◆ Problem requirements: Provide the number of lines containing the word "content", and nothing else.

◆ Provided entries:
※

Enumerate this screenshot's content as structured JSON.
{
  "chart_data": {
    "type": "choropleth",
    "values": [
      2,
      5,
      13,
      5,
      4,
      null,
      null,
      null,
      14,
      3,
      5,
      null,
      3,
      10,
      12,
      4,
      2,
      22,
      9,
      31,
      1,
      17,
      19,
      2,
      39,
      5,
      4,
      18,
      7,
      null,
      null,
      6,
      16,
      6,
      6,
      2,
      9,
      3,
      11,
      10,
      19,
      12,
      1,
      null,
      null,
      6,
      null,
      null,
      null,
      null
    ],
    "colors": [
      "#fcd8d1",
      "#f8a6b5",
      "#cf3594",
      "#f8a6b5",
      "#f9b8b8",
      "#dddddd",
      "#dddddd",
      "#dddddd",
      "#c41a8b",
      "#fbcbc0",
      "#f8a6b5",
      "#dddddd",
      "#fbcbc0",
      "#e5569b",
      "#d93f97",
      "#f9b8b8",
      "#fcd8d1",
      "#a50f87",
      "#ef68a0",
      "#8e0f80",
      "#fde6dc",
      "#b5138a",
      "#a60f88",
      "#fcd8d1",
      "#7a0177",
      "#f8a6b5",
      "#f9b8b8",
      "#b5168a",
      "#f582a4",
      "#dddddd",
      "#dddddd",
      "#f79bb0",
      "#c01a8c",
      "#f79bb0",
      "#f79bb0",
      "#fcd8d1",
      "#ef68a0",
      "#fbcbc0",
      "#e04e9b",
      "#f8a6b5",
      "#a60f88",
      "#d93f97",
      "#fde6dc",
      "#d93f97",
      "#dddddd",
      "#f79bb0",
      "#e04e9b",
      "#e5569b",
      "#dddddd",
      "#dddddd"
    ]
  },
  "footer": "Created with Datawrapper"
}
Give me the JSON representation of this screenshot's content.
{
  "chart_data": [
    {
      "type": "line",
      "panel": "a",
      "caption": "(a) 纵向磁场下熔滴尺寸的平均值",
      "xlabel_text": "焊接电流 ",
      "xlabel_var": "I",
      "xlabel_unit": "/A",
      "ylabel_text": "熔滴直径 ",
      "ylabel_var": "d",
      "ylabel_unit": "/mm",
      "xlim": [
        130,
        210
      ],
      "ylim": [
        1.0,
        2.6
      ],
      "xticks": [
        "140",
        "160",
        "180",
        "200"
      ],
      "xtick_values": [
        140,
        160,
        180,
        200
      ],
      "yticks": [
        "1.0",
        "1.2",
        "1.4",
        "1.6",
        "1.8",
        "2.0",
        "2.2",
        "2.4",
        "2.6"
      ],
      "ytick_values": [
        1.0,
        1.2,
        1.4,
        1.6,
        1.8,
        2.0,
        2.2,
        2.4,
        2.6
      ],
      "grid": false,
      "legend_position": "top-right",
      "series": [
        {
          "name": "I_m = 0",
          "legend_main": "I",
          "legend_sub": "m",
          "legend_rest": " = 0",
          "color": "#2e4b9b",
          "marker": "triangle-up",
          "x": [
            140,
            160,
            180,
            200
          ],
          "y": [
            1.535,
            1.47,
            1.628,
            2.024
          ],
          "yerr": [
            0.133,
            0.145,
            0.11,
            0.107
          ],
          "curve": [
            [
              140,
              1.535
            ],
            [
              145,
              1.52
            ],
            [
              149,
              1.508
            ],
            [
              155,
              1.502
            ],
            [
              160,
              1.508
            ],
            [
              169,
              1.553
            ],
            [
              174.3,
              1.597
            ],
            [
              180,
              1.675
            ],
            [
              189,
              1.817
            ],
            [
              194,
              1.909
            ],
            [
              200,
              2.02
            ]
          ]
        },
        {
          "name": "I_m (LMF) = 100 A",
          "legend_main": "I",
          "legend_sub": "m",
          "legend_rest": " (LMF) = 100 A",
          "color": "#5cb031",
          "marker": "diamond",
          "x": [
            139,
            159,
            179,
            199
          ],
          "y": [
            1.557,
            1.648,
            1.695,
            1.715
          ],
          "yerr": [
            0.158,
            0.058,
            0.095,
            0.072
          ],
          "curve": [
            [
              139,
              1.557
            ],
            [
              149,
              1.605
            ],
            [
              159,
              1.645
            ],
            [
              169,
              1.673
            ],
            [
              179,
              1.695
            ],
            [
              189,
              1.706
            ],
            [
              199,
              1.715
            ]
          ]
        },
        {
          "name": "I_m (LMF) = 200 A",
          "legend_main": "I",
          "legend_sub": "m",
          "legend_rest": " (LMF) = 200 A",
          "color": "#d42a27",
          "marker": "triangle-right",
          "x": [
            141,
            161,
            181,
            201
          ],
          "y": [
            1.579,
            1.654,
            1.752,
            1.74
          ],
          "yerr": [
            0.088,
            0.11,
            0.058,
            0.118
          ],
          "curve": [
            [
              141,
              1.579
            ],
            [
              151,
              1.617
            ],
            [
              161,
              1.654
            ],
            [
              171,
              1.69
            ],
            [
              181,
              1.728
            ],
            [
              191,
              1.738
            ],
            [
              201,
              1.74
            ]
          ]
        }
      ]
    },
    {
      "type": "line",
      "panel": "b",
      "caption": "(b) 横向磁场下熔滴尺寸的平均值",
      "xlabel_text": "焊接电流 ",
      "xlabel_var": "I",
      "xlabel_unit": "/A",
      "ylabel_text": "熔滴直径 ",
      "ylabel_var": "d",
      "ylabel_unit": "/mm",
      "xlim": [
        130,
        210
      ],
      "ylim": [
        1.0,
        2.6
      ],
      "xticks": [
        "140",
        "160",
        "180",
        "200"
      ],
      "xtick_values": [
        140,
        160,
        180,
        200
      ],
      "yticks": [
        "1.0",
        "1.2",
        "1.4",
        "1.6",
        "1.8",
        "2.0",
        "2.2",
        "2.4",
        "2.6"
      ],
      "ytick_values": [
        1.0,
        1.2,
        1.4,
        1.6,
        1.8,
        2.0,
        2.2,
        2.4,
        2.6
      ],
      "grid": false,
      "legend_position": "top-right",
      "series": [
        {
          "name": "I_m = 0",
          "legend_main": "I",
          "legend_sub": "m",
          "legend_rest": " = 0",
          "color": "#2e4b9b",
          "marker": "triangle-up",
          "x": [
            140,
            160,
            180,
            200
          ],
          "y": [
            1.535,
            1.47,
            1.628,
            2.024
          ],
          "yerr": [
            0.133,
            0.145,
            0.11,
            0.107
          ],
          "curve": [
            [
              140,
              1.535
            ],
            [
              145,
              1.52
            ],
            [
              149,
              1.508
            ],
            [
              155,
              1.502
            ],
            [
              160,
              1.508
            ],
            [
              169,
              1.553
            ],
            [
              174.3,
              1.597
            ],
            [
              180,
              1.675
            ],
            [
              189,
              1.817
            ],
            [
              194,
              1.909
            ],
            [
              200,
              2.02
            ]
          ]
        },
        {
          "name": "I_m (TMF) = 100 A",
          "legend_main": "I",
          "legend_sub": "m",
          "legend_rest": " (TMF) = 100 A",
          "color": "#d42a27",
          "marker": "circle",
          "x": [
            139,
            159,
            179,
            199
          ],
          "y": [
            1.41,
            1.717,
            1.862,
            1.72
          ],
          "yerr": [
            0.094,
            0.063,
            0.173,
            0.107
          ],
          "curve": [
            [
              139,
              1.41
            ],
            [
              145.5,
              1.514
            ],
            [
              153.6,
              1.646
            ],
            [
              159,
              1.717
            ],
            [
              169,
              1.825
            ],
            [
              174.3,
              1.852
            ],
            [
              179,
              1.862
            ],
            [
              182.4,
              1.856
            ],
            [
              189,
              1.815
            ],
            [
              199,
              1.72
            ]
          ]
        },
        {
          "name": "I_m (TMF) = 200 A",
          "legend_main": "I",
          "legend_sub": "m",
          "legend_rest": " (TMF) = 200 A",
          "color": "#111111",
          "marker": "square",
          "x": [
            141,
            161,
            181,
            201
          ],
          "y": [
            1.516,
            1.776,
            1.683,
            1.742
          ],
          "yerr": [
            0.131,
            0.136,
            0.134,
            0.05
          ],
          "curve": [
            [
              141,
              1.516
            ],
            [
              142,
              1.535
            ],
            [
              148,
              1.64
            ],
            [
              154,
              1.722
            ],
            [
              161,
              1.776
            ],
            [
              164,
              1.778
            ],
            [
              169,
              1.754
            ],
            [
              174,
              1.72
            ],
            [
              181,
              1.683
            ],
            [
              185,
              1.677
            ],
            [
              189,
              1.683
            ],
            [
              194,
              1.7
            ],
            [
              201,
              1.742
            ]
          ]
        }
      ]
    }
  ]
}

※

◆ Final answer: 2